◆ PROBLEMS AND TASKS:
(a) In the passage on party healing, list every spell it names.
(b) In the passage on party healing, what did stone to flesh once come free with?

◆ EXCERPT TO READ:
════════

No, I'd much rather see other wizardly abilities to mitigate party damage. Hello Mr abjuration specialist! I think stone to flesh is a perfect example, especially since it used to come free with learning flesh to stone, and like you point out had some interesting utility uses. I seem to remember at one stage false life didn't have a self-only target too? I could be wrong of course...So big improvement for 5e over past editions by making three classes equally adept at filling the healer role, and allowing two others to do half the removal and be adequate back-up healers. I don't see it being necessary to include the restoration or cure wound spells on the wizard and sorcerer spell lists.
Teamwork isn't a curse word. And the fighter should be relying on the entire party for damage mitigation - otherwise every monster in the fight is targeting one guy, and he's not getting any healing...But, again, the catch is that any class designed to fill the roll of the bard/druid/cleric should have access to those spells or comparable abilities. Otherwise they cannot fully do their role. It's like making a tank with d6 hit points; yeah, you might have the high AC but you can't stand up to many attacks. Relying on other classes to use those spells doesn't work, since that means the class isn't filling its role. That's like the fighter relying on the rogue for some damage mitigation or the evoker wizard requiring the ranger to keep their damage high.

════════

◆ EXTRACTED MATERIAL:
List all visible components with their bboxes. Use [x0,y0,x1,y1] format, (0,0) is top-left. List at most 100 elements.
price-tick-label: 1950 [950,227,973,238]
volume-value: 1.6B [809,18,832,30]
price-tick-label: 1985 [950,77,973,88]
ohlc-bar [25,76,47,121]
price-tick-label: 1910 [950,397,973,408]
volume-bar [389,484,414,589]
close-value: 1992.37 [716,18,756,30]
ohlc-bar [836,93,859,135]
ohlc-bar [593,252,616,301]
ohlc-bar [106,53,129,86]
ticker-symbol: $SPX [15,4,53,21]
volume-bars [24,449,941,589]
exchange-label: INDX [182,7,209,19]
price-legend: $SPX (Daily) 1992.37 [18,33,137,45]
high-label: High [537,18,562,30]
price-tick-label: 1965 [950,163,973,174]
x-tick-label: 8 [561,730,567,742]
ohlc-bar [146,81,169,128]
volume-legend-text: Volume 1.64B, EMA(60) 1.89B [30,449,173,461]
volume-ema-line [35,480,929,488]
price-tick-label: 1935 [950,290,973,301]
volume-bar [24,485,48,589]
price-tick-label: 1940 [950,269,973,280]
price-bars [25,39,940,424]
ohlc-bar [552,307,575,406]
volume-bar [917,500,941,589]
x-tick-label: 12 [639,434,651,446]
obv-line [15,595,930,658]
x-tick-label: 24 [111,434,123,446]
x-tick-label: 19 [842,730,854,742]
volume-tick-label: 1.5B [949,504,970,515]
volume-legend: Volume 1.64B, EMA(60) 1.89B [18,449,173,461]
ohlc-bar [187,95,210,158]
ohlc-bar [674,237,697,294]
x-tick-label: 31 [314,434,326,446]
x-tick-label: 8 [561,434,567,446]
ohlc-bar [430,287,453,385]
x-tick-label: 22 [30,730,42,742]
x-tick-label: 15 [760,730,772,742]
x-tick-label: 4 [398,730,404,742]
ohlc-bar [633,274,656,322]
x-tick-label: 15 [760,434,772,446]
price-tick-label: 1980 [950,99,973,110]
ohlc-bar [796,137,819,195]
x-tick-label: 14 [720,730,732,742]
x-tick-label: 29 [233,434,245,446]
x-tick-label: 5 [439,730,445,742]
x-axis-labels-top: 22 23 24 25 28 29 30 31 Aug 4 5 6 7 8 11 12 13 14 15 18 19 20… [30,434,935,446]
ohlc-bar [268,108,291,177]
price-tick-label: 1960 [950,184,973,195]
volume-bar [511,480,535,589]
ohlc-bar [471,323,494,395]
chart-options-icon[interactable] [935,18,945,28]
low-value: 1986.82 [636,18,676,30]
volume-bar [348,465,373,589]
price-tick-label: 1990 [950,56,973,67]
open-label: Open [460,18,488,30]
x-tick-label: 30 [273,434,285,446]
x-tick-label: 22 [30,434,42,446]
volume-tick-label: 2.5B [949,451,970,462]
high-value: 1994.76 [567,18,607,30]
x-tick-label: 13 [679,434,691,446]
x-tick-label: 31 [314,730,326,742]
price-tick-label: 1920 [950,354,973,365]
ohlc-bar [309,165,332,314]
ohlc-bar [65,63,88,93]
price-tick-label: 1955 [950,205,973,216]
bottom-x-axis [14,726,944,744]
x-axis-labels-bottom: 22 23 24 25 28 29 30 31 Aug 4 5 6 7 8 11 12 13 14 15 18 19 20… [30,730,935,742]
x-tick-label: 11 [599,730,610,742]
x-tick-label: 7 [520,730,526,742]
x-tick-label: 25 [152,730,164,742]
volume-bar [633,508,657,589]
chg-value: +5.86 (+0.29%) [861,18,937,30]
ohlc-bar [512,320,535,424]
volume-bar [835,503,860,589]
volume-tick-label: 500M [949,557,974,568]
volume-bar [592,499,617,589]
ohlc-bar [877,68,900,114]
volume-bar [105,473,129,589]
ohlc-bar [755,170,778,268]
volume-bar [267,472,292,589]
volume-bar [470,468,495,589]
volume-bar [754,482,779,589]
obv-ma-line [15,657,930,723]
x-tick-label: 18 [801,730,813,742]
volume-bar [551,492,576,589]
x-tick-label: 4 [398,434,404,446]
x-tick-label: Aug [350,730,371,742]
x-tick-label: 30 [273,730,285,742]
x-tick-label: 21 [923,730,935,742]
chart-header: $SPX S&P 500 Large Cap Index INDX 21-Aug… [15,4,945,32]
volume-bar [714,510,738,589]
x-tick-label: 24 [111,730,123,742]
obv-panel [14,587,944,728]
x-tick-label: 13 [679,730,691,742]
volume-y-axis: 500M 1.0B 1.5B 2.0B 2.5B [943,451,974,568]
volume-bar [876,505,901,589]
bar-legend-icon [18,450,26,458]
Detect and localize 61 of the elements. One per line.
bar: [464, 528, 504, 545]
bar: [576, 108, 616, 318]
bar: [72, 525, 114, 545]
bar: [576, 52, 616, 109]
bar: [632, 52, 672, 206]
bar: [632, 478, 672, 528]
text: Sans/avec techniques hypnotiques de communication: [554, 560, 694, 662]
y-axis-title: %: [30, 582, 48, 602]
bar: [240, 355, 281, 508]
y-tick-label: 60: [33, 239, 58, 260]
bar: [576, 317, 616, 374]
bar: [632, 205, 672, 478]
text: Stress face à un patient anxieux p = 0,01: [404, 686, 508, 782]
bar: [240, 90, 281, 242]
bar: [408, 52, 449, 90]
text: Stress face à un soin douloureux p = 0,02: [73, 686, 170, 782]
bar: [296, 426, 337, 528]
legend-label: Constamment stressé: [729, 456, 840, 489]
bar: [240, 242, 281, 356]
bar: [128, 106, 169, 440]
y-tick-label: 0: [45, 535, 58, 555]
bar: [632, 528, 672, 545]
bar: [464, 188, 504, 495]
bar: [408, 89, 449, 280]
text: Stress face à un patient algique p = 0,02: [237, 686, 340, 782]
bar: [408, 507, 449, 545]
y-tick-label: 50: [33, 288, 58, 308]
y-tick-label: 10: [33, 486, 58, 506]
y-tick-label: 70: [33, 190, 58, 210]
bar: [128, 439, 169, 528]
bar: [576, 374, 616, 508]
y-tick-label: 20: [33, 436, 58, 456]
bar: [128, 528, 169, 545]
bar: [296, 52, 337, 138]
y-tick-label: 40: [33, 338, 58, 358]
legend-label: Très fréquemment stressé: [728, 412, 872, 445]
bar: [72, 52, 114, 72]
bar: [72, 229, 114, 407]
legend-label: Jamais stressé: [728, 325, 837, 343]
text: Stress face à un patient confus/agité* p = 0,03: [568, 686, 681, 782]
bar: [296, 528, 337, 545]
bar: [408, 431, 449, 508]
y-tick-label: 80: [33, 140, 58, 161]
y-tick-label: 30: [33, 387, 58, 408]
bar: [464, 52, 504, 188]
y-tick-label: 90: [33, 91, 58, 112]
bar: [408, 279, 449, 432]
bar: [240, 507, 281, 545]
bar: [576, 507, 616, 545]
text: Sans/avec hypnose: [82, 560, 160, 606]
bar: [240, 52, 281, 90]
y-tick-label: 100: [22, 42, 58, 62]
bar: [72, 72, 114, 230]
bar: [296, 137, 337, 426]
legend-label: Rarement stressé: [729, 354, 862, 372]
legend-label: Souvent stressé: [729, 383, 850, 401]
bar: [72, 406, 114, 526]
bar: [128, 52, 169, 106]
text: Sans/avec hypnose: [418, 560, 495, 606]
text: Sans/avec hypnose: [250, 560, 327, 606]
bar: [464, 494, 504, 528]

════════

◆ ANSWER SET:
(a) stone to flesh, flesh to stone, false life, restoration, cure wound

(b) Learning flesh to stone.